Written exercise: Without the pictures, set down every line of the data exactly.

(Stored data)
++++
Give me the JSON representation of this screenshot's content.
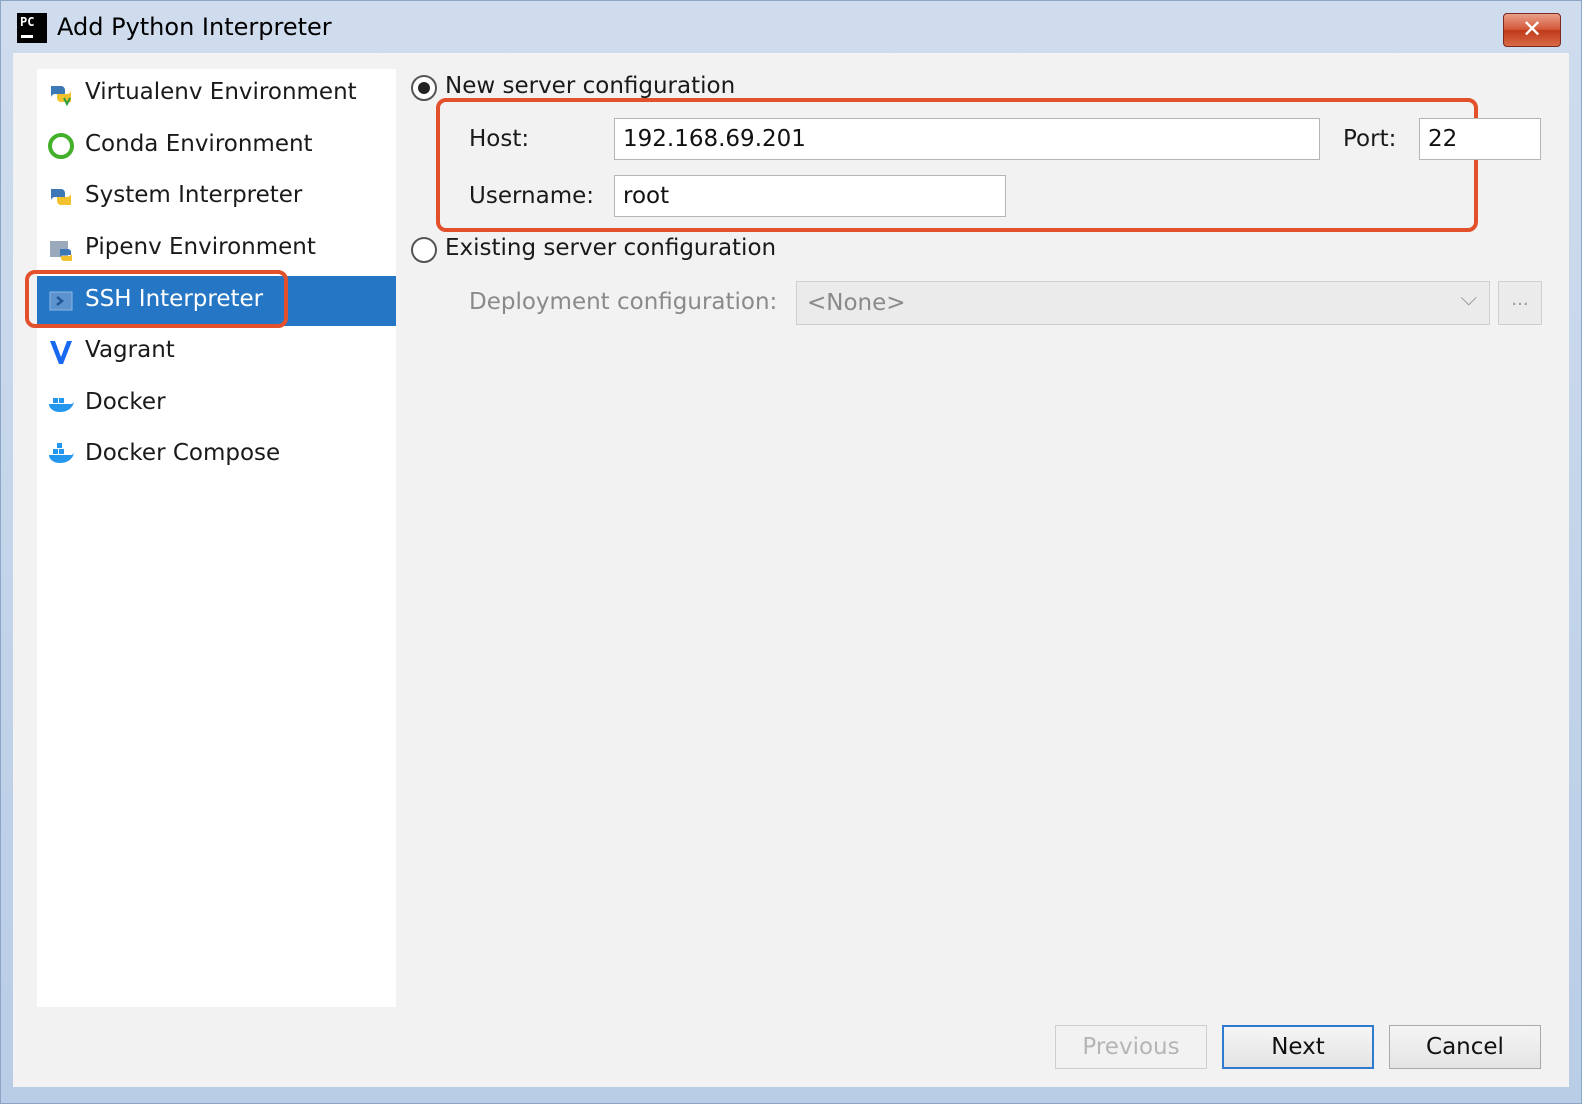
{
  "window": {
    "title": "Add Python Interpreter",
    "app_icon_text": "PC",
    "close_glyph": "✕"
  },
  "sidebar": {
    "items": [
      {
        "label": "Virtualenv Environment",
        "icon": "virtualenv-icon",
        "selected": false
      },
      {
        "label": "Conda Environment",
        "icon": "conda-icon",
        "selected": false
      },
      {
        "label": "System Interpreter",
        "icon": "python-icon",
        "selected": false
      },
      {
        "label": "Pipenv Environment",
        "icon": "pipenv-icon",
        "selected": false
      },
      {
        "label": "SSH Interpreter",
        "icon": "ssh-icon",
        "selected": true
      },
      {
        "label": "Vagrant",
        "icon": "vagrant-icon",
        "selected": false
      },
      {
        "label": "Docker",
        "icon": "docker-icon",
        "selected": false
      },
      {
        "label": "Docker Compose",
        "icon": "docker-compose-icon",
        "selected": false
      }
    ]
  },
  "main": {
    "new_server": {
      "label": "New server configuration",
      "checked": true,
      "host_label": "Host:",
      "host_value": "192.168.69.201",
      "port_label": "Port:",
      "port_value": "22",
      "username_label": "Username:",
      "username_value": "root"
    },
    "existing_server": {
      "label": "Existing server configuration",
      "checked": false,
      "deployment_label": "Deployment configuration:",
      "deployment_value": "<None>",
      "browse_label": "..."
    }
  },
  "footer": {
    "previous_label": "Previous",
    "next_label": "Next",
    "cancel_label": "Cancel"
  },
  "colors": {
    "selection": "#2676c6",
    "annotation": "#e2502c",
    "close_button": "#c03a1a"
  }
}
++++
Worked answer:
Give me the JSON representation of this screenshot's content.
{
  "window": {
    "title": "Add Python Interpreter",
    "app_icon_text": "PC",
    "close_glyph": "✕"
  },
  "sidebar": {
    "items": [
      {
        "label": "Virtualenv Environment",
        "icon": "virtualenv-icon",
        "selected": false
      },
      {
        "label": "Conda Environment",
        "icon": "conda-icon",
        "selected": false
      },
      {
        "label": "System Interpreter",
        "icon": "python-icon",
        "selected": false
      },
      {
        "label": "Pipenv Environment",
        "icon": "pipenv-icon",
        "selected": false
      },
      {
        "label": "SSH Interpreter",
        "icon": "ssh-icon",
        "selected": true
      },
      {
        "label": "Vagrant",
        "icon": "vagrant-icon",
        "selected": false
      },
      {
        "label": "Docker",
        "icon": "docker-icon",
        "selected": false
      },
      {
        "label": "Docker Compose",
        "icon": "docker-compose-icon",
        "selected": false
      }
    ]
  },
  "main": {
    "new_server": {
      "label": "New server configuration",
      "checked": true,
      "host_label": "Host:",
      "host_value": "192.168.69.201",
      "port_label": "Port:",
      "port_value": "22",
      "username_label": "Username:",
      "username_value": "root"
    },
    "existing_server": {
      "label": "Existing server configuration",
      "checked": false,
      "deployment_label": "Deployment configuration:",
      "deployment_value": "<None>",
      "browse_label": "..."
    }
  },
  "footer": {
    "previous_label": "Previous",
    "next_label": "Next",
    "cancel_label": "Cancel"
  },
  "colors": {
    "selection": "#2676c6",
    "annotation": "#e2502c",
    "close_button": "#c03a1a"
  }
}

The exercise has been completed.